- [Supplied records]:
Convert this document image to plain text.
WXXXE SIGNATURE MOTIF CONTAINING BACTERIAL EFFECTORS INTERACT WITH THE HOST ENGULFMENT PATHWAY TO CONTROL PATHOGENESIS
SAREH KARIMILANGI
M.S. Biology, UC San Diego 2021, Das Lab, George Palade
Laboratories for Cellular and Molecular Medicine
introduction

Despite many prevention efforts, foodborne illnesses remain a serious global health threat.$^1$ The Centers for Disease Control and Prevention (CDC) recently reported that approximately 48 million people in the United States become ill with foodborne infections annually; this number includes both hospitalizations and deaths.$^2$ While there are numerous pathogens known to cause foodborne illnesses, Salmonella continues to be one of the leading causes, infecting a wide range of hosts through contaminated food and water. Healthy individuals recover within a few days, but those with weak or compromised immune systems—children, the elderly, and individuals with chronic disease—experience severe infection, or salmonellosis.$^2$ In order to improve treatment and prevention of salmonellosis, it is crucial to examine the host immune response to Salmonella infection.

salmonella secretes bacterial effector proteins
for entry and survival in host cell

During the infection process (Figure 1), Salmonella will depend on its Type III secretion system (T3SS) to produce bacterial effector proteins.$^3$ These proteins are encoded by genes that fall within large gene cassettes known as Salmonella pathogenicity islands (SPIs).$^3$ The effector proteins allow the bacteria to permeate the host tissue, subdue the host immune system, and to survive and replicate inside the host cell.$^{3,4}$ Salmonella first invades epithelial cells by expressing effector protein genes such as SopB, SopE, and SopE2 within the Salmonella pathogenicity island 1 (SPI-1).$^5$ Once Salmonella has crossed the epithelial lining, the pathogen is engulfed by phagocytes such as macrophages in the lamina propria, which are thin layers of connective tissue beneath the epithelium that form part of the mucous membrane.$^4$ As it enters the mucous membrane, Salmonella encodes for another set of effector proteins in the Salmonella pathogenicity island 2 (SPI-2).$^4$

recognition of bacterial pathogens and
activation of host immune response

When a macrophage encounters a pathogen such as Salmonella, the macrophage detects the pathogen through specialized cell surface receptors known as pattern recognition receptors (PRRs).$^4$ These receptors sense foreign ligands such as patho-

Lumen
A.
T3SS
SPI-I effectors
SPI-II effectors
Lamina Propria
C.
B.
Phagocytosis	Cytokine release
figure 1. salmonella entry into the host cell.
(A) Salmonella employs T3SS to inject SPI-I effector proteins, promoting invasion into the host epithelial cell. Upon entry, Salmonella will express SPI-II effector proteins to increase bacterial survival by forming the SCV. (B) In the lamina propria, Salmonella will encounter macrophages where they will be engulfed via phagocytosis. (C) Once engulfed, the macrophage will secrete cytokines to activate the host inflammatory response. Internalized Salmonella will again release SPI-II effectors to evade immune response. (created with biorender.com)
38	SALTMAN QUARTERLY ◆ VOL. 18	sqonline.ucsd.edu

- [Directions]: Could you copy the listing above word for word?

- [Response to this task]:
Convert this document image to plain text.
WXXXE SIGNATURE MOTIF CONTAINING BACTERIAL EFFECTORS INTERACT WITH THE HOST ENGULFMENT PATHWAY TO CONTROL PATHOGENESIS
SAREH KARIMILANGI
M.S. Biology, UC San Diego 2021, Das Lab, George Palade
Laboratories for Cellular and Molecular Medicine
introduction

Despite many prevention efforts, foodborne illnesses remain a serious global health threat.$^1$ The Centers for Disease Control and Prevention (CDC) recently reported that approximately 48 million people in the United States become ill with foodborne infections annually; this number includes both hospitalizations and deaths.$^2$ While there are numerous pathogens known to cause foodborne illnesses, Salmonella continues to be one of the leading causes, infecting a wide range of hosts through contaminated food and water. Healthy individuals recover within a few days, but those with weak or compromised immune systems—children, the elderly, and individuals with chronic disease—experience severe infection, or salmonellosis.$^2$ In order to improve treatment and prevention of salmonellosis, it is crucial to examine the host immune response to Salmonella infection.

salmonella secretes bacterial effector proteins
for entry and survival in host cell

During the infection process (Figure 1), Salmonella will depend on its Type III secretion system (T3SS) to produce bacterial effector proteins.$^3$ These proteins are encoded by genes that fall within large gene cassettes known as Salmonella pathogenicity islands (SPIs).$^3$ The effector proteins allow the bacteria to permeate the host tissue, subdue the host immune system, and to survive and replicate inside the host cell.$^{3,4}$ Salmonella first invades epithelial cells by expressing effector protein genes such as SopB, SopE, and SopE2 within the Salmonella pathogenicity island 1 (SPI-1).$^5$ Once Salmonella has crossed the epithelial lining, the pathogen is engulfed by phagocytes such as macrophages in the lamina propria, which are thin layers of connective tissue beneath the epithelium that form part of the mucous membrane.$^4$ As it enters the mucous membrane, Salmonella encodes for another set of effector proteins in the Salmonella pathogenicity island 2 (SPI-2).$^4$

recognition of bacterial pathogens and
activation of host immune response

When a macrophage encounters a pathogen such as Salmonella, the macrophage detects the pathogen through specialized cell surface receptors known as pattern recognition receptors (PRRs).$^4$ These receptors sense foreign ligands such as patho-

Lumen
A.
T3SS
SPI-I effectors
SPI-II effectors
Lamina Propria
C.
B.
Phagocytosis	Cytokine release
figure 1. salmonella entry into the host cell.
(A) Salmonella employs T3SS to inject SPI-I effector proteins, promoting invasion into the host epithelial cell. Upon entry, Salmonella will express SPI-II effector proteins to increase bacterial survival by forming the SCV. (B) In the lamina propria, Salmonella will encounter macrophages where they will be engulfed via phagocytosis. (C) Once engulfed, the macrophage will secrete cytokines to activate the host inflammatory response. Internalized Salmonella will again release SPI-II effectors to evade immune response. (created with biorender.com)
38	SALTMAN QUARTERLY ◆ VOL. 18	sqonline.ucsd.edu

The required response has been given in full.